## Begin DATASET

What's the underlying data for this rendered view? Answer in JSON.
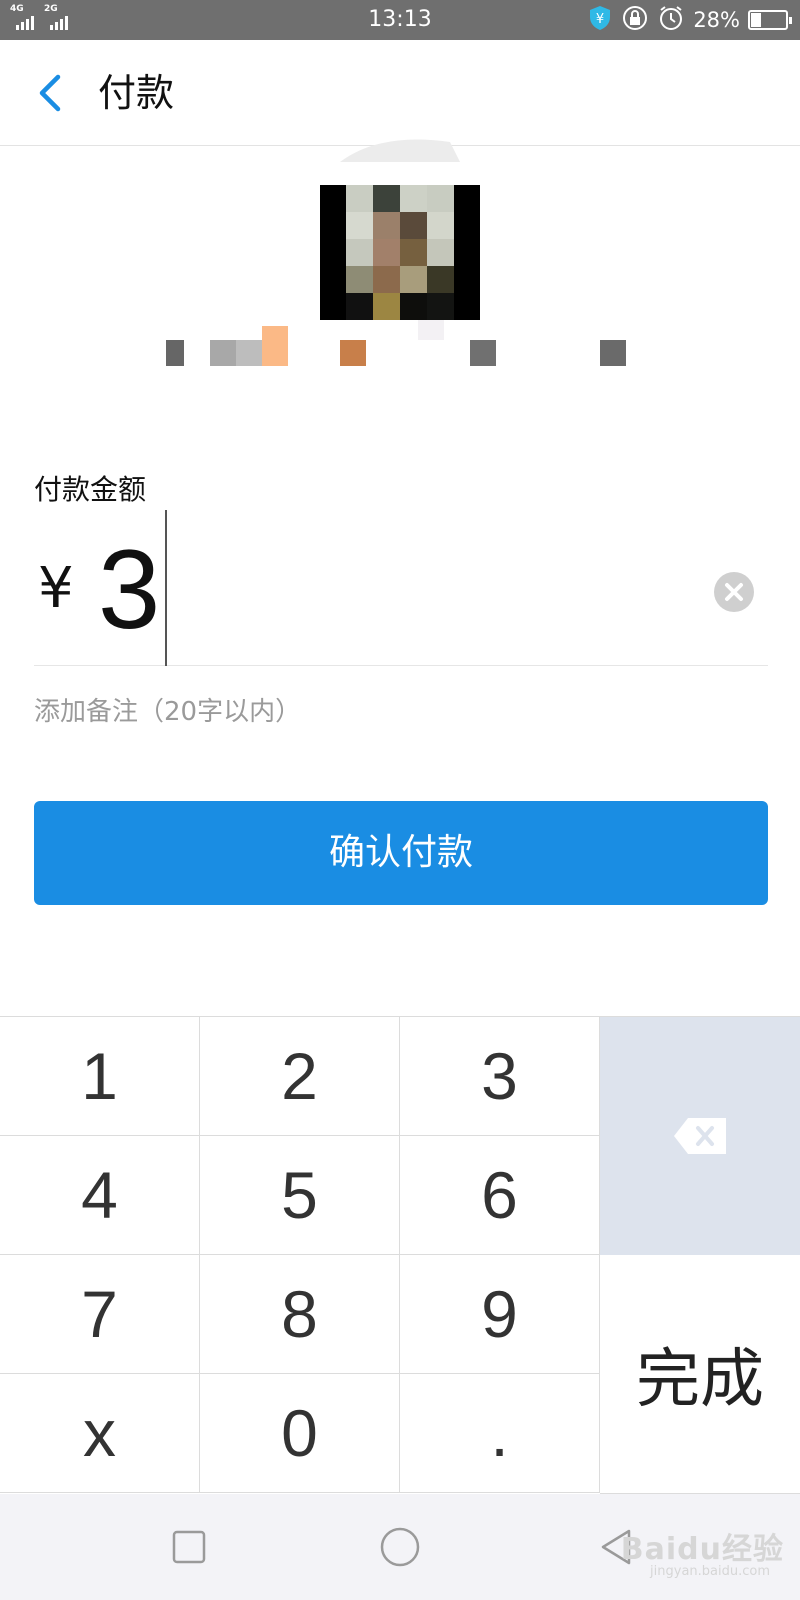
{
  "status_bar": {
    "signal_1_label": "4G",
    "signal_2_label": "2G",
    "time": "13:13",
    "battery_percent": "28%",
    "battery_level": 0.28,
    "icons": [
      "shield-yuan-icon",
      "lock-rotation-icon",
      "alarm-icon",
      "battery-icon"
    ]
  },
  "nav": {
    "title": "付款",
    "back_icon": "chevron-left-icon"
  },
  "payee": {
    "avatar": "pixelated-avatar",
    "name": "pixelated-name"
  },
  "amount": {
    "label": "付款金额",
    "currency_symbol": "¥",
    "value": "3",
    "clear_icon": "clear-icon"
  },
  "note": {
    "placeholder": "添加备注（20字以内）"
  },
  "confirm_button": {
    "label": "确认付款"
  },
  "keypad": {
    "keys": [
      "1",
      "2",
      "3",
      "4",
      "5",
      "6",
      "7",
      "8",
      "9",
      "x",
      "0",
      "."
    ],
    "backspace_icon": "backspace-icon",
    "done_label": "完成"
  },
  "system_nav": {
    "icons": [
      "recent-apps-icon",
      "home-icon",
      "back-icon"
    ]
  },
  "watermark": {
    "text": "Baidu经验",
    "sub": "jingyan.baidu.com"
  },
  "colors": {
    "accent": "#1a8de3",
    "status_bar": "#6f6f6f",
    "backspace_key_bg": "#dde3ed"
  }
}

## End DATASET

* _TASK PROMPT_: Looking at the records above, work out how many lines include the word "pixelated", then give that number by itself.

* _ANSWER_: 2